What you will do
In full and without deviation, write out the entries that follow.

Provided information

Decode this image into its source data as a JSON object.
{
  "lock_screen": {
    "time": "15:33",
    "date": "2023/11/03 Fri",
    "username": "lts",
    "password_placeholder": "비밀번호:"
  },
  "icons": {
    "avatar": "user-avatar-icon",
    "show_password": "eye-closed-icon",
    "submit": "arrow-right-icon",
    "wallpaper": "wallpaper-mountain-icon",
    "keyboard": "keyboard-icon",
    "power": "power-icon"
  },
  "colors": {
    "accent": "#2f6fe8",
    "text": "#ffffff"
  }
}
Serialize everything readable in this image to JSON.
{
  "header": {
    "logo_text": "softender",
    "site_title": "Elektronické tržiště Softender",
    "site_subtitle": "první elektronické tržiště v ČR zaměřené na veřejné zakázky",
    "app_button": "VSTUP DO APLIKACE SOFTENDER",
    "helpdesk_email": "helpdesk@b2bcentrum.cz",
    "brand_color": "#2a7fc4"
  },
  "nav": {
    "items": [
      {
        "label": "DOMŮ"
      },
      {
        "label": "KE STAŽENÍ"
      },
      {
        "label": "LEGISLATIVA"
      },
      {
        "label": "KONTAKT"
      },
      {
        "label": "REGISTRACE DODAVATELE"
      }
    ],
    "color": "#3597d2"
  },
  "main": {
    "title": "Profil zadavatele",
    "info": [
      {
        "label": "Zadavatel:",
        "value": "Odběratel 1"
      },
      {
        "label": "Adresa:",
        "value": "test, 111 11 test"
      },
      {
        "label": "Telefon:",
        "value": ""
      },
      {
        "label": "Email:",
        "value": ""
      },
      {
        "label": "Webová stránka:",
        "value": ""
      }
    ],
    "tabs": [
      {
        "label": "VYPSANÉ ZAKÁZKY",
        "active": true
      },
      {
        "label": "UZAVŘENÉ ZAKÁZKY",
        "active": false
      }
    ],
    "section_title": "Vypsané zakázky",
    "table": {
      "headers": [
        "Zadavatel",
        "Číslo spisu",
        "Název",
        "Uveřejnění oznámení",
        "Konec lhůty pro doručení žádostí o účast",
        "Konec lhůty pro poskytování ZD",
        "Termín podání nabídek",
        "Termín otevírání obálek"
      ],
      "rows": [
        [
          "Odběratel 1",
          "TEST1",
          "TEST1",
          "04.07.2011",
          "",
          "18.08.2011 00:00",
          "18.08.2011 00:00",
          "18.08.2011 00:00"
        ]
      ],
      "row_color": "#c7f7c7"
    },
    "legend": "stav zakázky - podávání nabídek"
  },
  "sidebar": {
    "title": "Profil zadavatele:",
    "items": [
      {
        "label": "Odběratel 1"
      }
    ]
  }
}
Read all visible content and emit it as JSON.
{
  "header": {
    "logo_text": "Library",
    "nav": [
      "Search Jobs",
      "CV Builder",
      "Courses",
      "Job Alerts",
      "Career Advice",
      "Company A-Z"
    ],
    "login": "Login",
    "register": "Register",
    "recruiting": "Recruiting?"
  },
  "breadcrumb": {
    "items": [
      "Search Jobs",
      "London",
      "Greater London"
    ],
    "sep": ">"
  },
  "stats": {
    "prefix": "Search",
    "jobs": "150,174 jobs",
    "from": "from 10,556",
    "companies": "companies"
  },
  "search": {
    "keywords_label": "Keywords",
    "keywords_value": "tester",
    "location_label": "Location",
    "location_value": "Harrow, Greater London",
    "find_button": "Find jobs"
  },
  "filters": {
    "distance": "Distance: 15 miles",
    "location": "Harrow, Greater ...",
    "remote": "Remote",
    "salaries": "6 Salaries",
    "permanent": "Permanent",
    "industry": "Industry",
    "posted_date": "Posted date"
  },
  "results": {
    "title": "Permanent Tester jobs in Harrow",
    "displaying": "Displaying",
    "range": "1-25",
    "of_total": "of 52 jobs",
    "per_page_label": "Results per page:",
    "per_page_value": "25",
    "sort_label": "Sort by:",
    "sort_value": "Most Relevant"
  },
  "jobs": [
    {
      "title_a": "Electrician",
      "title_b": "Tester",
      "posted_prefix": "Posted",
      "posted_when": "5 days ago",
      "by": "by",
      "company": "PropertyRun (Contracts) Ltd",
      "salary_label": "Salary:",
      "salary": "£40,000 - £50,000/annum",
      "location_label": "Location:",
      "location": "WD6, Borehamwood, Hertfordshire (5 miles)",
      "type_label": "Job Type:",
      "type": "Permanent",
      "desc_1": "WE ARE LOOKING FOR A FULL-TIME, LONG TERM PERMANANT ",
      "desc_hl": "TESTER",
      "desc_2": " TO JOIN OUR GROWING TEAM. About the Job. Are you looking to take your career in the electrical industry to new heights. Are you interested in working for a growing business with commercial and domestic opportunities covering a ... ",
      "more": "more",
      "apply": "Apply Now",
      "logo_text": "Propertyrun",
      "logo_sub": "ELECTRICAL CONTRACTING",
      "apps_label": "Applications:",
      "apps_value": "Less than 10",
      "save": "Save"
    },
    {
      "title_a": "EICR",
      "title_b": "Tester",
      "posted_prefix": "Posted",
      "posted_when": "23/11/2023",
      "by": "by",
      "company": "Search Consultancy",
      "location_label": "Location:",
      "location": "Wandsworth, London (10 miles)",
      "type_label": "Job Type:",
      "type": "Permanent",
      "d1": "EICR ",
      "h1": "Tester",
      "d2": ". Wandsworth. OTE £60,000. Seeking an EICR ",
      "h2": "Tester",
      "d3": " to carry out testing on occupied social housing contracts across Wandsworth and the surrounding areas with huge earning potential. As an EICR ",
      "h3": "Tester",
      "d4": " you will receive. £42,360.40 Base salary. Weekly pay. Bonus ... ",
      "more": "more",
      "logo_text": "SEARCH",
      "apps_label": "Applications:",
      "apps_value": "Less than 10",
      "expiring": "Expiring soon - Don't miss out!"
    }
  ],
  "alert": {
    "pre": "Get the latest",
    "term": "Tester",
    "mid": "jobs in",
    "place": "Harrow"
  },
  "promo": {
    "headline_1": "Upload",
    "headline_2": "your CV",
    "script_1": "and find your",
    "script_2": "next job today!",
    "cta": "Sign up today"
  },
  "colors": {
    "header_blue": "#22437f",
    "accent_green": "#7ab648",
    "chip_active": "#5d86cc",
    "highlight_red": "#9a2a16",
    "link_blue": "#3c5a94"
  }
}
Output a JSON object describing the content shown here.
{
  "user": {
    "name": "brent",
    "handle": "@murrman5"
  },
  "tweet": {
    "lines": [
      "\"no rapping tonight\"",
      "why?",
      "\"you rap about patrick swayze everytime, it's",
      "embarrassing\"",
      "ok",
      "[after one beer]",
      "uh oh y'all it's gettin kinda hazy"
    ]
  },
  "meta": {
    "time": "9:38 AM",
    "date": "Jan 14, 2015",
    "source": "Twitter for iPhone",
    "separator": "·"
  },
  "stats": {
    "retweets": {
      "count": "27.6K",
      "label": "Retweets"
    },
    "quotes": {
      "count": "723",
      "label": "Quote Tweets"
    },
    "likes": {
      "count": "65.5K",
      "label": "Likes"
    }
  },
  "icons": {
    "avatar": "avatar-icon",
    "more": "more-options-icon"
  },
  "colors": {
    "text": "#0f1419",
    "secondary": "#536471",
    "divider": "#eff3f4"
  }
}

Worked answer
Decode this image into its source data as a JSON object.
{
  "lock_screen": {
    "time": "15:33",
    "date": "2023/11/03 Fri",
    "username": "lts",
    "password_placeholder": "비밀번호:"
  },
  "icons": {
    "avatar": "user-avatar-icon",
    "show_password": "eye-closed-icon",
    "submit": "arrow-right-icon",
    "wallpaper": "wallpaper-mountain-icon",
    "keyboard": "keyboard-icon",
    "power": "power-icon"
  },
  "colors": {
    "accent": "#2f6fe8",
    "text": "#ffffff"
  }
}
Serialize everything readable in this image to JSON.
{
  "header": {
    "logo_text": "softender",
    "site_title": "Elektronické tržiště Softender",
    "site_subtitle": "první elektronické tržiště v ČR zaměřené na veřejné zakázky",
    "app_button": "VSTUP DO APLIKACE SOFTENDER",
    "helpdesk_email": "helpdesk@b2bcentrum.cz",
    "brand_color": "#2a7fc4"
  },
  "nav": {
    "items": [
      {
        "label": "DOMŮ"
      },
      {
        "label": "KE STAŽENÍ"
      },
      {
        "label": "LEGISLATIVA"
      },
      {
        "label": "KONTAKT"
      },
      {
        "label": "REGISTRACE DODAVATELE"
      }
    ],
    "color": "#3597d2"
  },
  "main": {
    "title": "Profil zadavatele",
    "info": [
      {
        "label": "Zadavatel:",
        "value": "Odběratel 1"
      },
      {
        "label": "Adresa:",
        "value": "test, 111 11 test"
      },
      {
        "label": "Telefon:",
        "value": ""
      },
      {
        "label": "Email:",
        "value": ""
      },
      {
        "label": "Webová stránka:",
        "value": ""
      }
    ],
    "tabs": [
      {
        "label": "VYPSANÉ ZAKÁZKY",
        "active": true
      },
      {
        "label": "UZAVŘENÉ ZAKÁZKY",
        "active": false
      }
    ],
    "section_title": "Vypsané zakázky",
    "table": {
      "headers": [
        "Zadavatel",
        "Číslo spisu",
        "Název",
        "Uveřejnění oznámení",
        "Konec lhůty pro doručení žádostí o účast",
        "Konec lhůty pro poskytování ZD",
        "Termín podání nabídek",
        "Termín otevírání obálek"
      ],
      "rows": [
        [
          "Odběratel 1",
          "TEST1",
          "TEST1",
          "04.07.2011",
          "",
          "18.08.2011 00:00",
          "18.08.2011 00:00",
          "18.08.2011 00:00"
        ]
      ],
      "row_color": "#c7f7c7"
    },
    "legend": "stav zakázky - podávání nabídek"
  },
  "sidebar": {
    "title": "Profil zadavatele:",
    "items": [
      {
        "label": "Odběratel 1"
      }
    ]
  }
}
Read all visible content and emit it as JSON.
{
  "header": {
    "logo_text": "Library",
    "nav": [
      "Search Jobs",
      "CV Builder",
      "Courses",
      "Job Alerts",
      "Career Advice",
      "Company A-Z"
    ],
    "login": "Login",
    "register": "Register",
    "recruiting": "Recruiting?"
  },
  "breadcrumb": {
    "items": [
      "Search Jobs",
      "London",
      "Greater London"
    ],
    "sep": ">"
  },
  "stats": {
    "prefix": "Search",
    "jobs": "150,174 jobs",
    "from": "from 10,556",
    "companies": "companies"
  },
  "search": {
    "keywords_label": "Keywords",
    "keywords_value": "tester",
    "location_label": "Location",
    "location_value": "Harrow, Greater London",
    "find_button": "Find jobs"
  },
  "filters": {
    "distance": "Distance: 15 miles",
    "location": "Harrow, Greater ...",
    "remote": "Remote",
    "salaries": "6 Salaries",
    "permanent": "Permanent",
    "industry": "Industry",
    "posted_date": "Posted date"
  },
  "results": {
    "title": "Permanent Tester jobs in Harrow",
    "displaying": "Displaying",
    "range": "1-25",
    "of_total": "of 52 jobs",
    "per_page_label": "Results per page:",
    "per_page_value": "25",
    "sort_label": "Sort by:",
    "sort_value": "Most Relevant"
  },
  "jobs": [
    {
      "title_a": "Electrician",
      "title_b": "Tester",
      "posted_prefix": "Posted",
      "posted_when": "5 days ago",
      "by": "by",
      "company": "PropertyRun (Contracts) Ltd",
      "salary_label": "Salary:",
      "salary": "£40,000 - £50,000/annum",
      "location_label": "Location:",
      "location": "WD6, Borehamwood, Hertfordshire (5 miles)",
      "type_label": "Job Type:",
      "type": "Permanent",
      "desc_1": "WE ARE LOOKING FOR A FULL-TIME, LONG TERM PERMANANT ",
      "desc_hl": "TESTER",
      "desc_2": " TO JOIN OUR GROWING TEAM. About the Job. Are you looking to take your career in the electrical industry to new heights. Are you interested in working for a growing business with commercial and domestic opportunities covering a ... ",
      "more": "more",
      "apply": "Apply Now",
      "logo_text": "Propertyrun",
      "logo_sub": "ELECTRICAL CONTRACTING",
      "apps_label": "Applications:",
      "apps_value": "Less than 10",
      "save": "Save"
    },
    {
      "title_a": "EICR",
      "title_b": "Tester",
      "posted_prefix": "Posted",
      "posted_when": "23/11/2023",
      "by": "by",
      "company": "Search Consultancy",
      "location_label": "Location:",
      "location": "Wandsworth, London (10 miles)",
      "type_label": "Job Type:",
      "type": "Permanent",
      "d1": "EICR ",
      "h1": "Tester",
      "d2": ". Wandsworth. OTE £60,000. Seeking an EICR ",
      "h2": "Tester",
      "d3": " to carry out testing on occupied social housing contracts across Wandsworth and the surrounding areas with huge earning potential. As an EICR ",
      "h3": "Tester",
      "d4": " you will receive. £42,360.40 Base salary. Weekly pay. Bonus ... ",
      "more": "more",
      "logo_text": "SEARCH",
      "apps_label": "Applications:",
      "apps_value": "Less than 10",
      "expiring": "Expiring soon - Don't miss out!"
    }
  ],
  "alert": {
    "pre": "Get the latest",
    "term": "Tester",
    "mid": "jobs in",
    "place": "Harrow"
  },
  "promo": {
    "headline_1": "Upload",
    "headline_2": "your CV",
    "script_1": "and find your",
    "script_2": "next job today!",
    "cta": "Sign up today"
  },
  "colors": {
    "header_blue": "#22437f",
    "accent_green": "#7ab648",
    "chip_active": "#5d86cc",
    "highlight_red": "#9a2a16",
    "link_blue": "#3c5a94"
  }
}
Output a JSON object describing the content shown here.
{
  "user": {
    "name": "brent",
    "handle": "@murrman5"
  },
  "tweet": {
    "lines": [
      "\"no rapping tonight\"",
      "why?",
      "\"you rap about patrick swayze everytime, it's",
      "embarrassing\"",
      "ok",
      "[after one beer]",
      "uh oh y'all it's gettin kinda hazy"
    ]
  },
  "meta": {
    "time": "9:38 AM",
    "date": "Jan 14, 2015",
    "source": "Twitter for iPhone",
    "separator": "·"
  },
  "stats": {
    "retweets": {
      "count": "27.6K",
      "label": "Retweets"
    },
    "quotes": {
      "count": "723",
      "label": "Quote Tweets"
    },
    "likes": {
      "count": "65.5K",
      "label": "Likes"
    }
  },
  "icons": {
    "avatar": "avatar-icon",
    "more": "more-options-icon"
  },
  "colors": {
    "text": "#0f1419",
    "secondary": "#536471",
    "divider": "#eff3f4"
  }
}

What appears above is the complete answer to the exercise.